→ **EXERCISE**
Spot each line that carries the word "области"; copy those lines.

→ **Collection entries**
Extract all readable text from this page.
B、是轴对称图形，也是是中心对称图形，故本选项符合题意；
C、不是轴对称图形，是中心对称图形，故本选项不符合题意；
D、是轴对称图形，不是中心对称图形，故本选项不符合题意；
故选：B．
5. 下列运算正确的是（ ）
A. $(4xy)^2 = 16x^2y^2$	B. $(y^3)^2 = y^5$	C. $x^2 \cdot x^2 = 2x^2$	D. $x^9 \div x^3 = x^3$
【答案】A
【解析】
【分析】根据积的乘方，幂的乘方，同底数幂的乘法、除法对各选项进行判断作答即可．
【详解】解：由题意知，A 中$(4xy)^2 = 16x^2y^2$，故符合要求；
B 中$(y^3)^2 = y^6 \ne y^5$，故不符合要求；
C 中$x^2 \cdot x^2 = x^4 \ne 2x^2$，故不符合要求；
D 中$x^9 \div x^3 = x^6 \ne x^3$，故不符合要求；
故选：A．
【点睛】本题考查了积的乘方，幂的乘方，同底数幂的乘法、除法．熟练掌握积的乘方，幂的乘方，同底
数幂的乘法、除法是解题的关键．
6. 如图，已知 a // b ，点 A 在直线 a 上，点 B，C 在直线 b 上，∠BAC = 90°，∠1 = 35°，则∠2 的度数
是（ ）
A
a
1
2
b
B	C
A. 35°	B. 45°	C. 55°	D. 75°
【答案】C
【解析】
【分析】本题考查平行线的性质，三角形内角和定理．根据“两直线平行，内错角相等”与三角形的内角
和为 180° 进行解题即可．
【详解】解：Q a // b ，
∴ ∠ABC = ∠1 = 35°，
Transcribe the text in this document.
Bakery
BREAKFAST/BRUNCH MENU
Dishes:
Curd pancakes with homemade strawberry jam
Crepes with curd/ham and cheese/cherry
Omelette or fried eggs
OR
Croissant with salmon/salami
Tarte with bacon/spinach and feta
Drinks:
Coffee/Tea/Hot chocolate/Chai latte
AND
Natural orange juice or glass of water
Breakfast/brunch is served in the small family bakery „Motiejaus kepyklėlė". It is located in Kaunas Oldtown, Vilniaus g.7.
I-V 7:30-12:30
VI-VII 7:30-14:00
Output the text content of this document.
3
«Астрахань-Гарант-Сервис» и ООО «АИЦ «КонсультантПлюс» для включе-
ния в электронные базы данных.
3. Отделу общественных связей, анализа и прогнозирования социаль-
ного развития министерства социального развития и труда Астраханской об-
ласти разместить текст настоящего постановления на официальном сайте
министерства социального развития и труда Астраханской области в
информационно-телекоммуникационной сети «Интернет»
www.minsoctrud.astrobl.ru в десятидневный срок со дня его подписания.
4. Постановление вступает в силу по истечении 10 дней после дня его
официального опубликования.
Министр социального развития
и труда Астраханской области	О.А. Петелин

→ **THE RESPONSE**
министерства социального развития и труда Астраханской области в
и труда Астраханской области	О.А. Петелин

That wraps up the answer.